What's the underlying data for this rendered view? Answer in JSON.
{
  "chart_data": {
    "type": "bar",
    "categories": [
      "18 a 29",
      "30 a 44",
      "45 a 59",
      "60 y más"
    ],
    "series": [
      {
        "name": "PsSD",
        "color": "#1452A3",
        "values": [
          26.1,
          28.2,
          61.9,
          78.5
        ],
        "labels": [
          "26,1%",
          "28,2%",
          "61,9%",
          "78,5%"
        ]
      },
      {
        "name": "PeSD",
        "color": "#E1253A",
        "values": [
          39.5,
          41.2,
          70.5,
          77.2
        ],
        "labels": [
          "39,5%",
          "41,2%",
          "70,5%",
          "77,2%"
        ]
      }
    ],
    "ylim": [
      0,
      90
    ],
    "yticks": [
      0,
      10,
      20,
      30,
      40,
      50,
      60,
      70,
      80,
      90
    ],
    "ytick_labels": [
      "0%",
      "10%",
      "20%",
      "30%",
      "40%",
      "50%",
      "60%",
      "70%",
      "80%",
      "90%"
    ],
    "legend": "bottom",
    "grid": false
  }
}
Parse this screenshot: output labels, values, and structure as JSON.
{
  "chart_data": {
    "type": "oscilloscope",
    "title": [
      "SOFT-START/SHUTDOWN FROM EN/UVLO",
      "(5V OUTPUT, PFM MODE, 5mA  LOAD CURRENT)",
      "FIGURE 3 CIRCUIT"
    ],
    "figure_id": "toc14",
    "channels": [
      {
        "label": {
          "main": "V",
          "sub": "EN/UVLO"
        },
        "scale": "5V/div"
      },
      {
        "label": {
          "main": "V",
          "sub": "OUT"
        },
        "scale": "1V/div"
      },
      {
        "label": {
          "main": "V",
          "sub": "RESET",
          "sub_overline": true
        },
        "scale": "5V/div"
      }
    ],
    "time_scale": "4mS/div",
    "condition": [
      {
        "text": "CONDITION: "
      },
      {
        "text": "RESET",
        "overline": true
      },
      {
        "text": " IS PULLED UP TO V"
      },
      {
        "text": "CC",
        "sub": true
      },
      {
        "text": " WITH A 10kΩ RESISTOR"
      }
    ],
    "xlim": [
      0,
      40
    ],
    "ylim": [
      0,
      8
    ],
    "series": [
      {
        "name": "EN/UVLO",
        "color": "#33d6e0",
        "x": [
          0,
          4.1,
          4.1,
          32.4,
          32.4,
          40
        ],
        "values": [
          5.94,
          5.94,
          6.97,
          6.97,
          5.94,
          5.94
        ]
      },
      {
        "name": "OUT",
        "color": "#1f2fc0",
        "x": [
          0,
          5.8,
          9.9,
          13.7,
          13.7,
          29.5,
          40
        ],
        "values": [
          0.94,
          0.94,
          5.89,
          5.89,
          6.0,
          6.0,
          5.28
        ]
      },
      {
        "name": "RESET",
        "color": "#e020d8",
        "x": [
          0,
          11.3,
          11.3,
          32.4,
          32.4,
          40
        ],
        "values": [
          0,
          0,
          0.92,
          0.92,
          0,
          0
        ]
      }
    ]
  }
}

____________

▶ **To do**
Take the listing above and set it down exactly.

▶ **In response**
What's the underlying data for this rendered view? Answer in JSON.
{
  "chart_data": {
    "type": "bar",
    "categories": [
      "18 a 29",
      "30 a 44",
      "45 a 59",
      "60 y más"
    ],
    "series": [
      {
        "name": "PsSD",
        "color": "#1452A3",
        "values": [
          26.1,
          28.2,
          61.9,
          78.5
        ],
        "labels": [
          "26,1%",
          "28,2%",
          "61,9%",
          "78,5%"
        ]
      },
      {
        "name": "PeSD",
        "color": "#E1253A",
        "values": [
          39.5,
          41.2,
          70.5,
          77.2
        ],
        "labels": [
          "39,5%",
          "41,2%",
          "70,5%",
          "77,2%"
        ]
      }
    ],
    "ylim": [
      0,
      90
    ],
    "yticks": [
      0,
      10,
      20,
      30,
      40,
      50,
      60,
      70,
      80,
      90
    ],
    "ytick_labels": [
      "0%",
      "10%",
      "20%",
      "30%",
      "40%",
      "50%",
      "60%",
      "70%",
      "80%",
      "90%"
    ],
    "legend": "bottom",
    "grid": false
  }
}
Parse this screenshot: output labels, values, and structure as JSON.
{
  "chart_data": {
    "type": "oscilloscope",
    "title": [
      "SOFT-START/SHUTDOWN FROM EN/UVLO",
      "(5V OUTPUT, PFM MODE, 5mA  LOAD CURRENT)",
      "FIGURE 3 CIRCUIT"
    ],
    "figure_id": "toc14",
    "channels": [
      {
        "label": {
          "main": "V",
          "sub": "EN/UVLO"
        },
        "scale": "5V/div"
      },
      {
        "label": {
          "main": "V",
          "sub": "OUT"
        },
        "scale": "1V/div"
      },
      {
        "label": {
          "main": "V",
          "sub": "RESET",
          "sub_overline": true
        },
        "scale": "5V/div"
      }
    ],
    "time_scale": "4mS/div",
    "condition": [
      {
        "text": "CONDITION: "
      },
      {
        "text": "RESET",
        "overline": true
      },
      {
        "text": " IS PULLED UP TO V"
      },
      {
        "text": "CC",
        "sub": true
      },
      {
        "text": " WITH A 10kΩ RESISTOR"
      }
    ],
    "xlim": [
      0,
      40
    ],
    "ylim": [
      0,
      8
    ],
    "series": [
      {
        "name": "EN/UVLO",
        "color": "#33d6e0",
        "x": [
          0,
          4.1,
          4.1,
          32.4,
          32.4,
          40
        ],
        "values": [
          5.94,
          5.94,
          6.97,
          6.97,
          5.94,
          5.94
        ]
      },
      {
        "name": "OUT",
        "color": "#1f2fc0",
        "x": [
          0,
          5.8,
          9.9,
          13.7,
          13.7,
          29.5,
          40
        ],
        "values": [
          0.94,
          0.94,
          5.89,
          5.89,
          6.0,
          6.0,
          5.28
        ]
      },
      {
        "name": "RESET",
        "color": "#e020d8",
        "x": [
          0,
          11.3,
          11.3,
          32.4,
          32.4,
          40
        ],
        "values": [
          0,
          0,
          0.92,
          0.92,
          0,
          0
        ]
      }
    ]
  }
}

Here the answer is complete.